# Problem to solve
Give an exact transcription of every line, dropping the images.

::::

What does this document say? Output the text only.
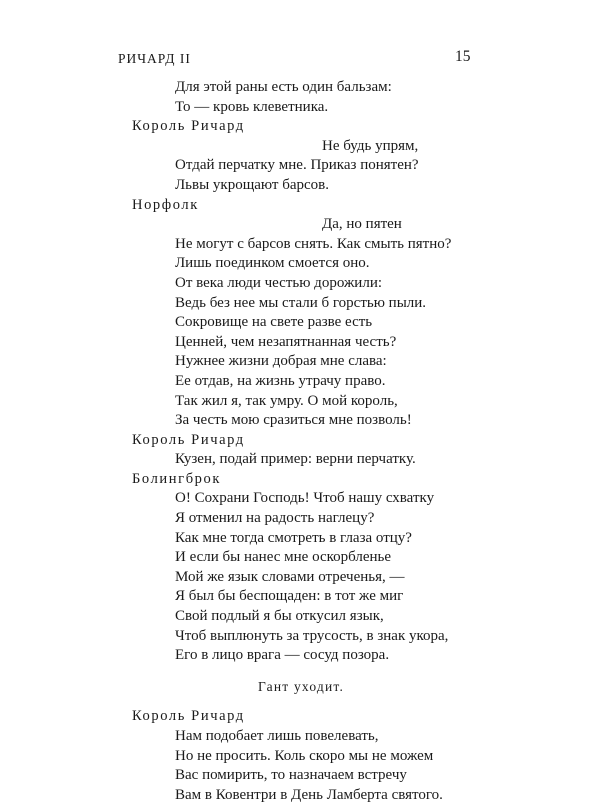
РИЧАРД II	15
Для этой раны есть один бальзам:
То — кровь клеветника.
Король Ричард
Не будь упрям,
Отдай перчатку мне. Приказ понятен?
Львы укрощают барсов.
Норфолк
Да, но пятен
Не могут с барсов снять. Как смыть пятно?
Лишь поединком смоется оно.
От века люди честью дорожили:
Ведь без нее мы стали б горстью пыли.
Сокровище на свете разве есть
Ценней, чем незапятнанная честь?
Нужнее жизни добрая мне слава:
Ее отдав, на жизнь утрачу право.
Так жил я, так умру. О мой король,
За честь мою сразиться мне позволь!
Король Ричард
Кузен, подай пример: верни перчатку.
Болингброк
О! Сохрани Господь! Чтоб нашу схватку
Я отменил на радость наглецу?
Как мне тогда смотреть в глаза отцу?
И если бы нанес мне оскорбленье
Мой же язык словами отреченья, —
Я был бы беспощаден: в тот же миг
Свой подлый я бы откусил язык,
Чтоб выплюнуть за трусость, в знак укора,
Его в лицо врага — сосуд позора.
Гант уходит.
Король Ричард
Нам подобает лишь повелевать,
Но не просить. Коль скоро мы не можем
Вас помирить, то назначаем встречу
Вам в Ковентри в День Ламберта святого.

::::

# Final result
What does this document say? Output the text only.
РИЧАРД II	15
Для этой раны есть один бальзам:
То — кровь клеветника.
Король Ричард
Не будь упрям,
Отдай перчатку мне. Приказ понятен?
Львы укрощают барсов.
Норфолк
Да, но пятен
Не могут с барсов снять. Как смыть пятно?
Лишь поединком смоется оно.
От века люди честью дорожили:
Ведь без нее мы стали б горстью пыли.
Сокровище на свете разве есть
Ценней, чем незапятнанная честь?
Нужнее жизни добрая мне слава:
Ее отдав, на жизнь утрачу право.
Так жил я, так умру. О мой король,
За честь мою сразиться мне позволь!
Король Ричард
Кузен, подай пример: верни перчатку.
Болингброк
О! Сохрани Господь! Чтоб нашу схватку
Я отменил на радость наглецу?
Как мне тогда смотреть в глаза отцу?
И если бы нанес мне оскорбленье
Мой же язык словами отреченья, —
Я был бы беспощаден: в тот же миг
Свой подлый я бы откусил язык,
Чтоб выплюнуть за трусость, в знак укора,
Его в лицо врага — сосуд позора.
Гант уходит.
Король Ричард
Нам подобает лишь повелевать,
Но не просить. Коль скоро мы не можем
Вас помирить, то назначаем встречу
Вам в Ковентри в День Ламберта святого.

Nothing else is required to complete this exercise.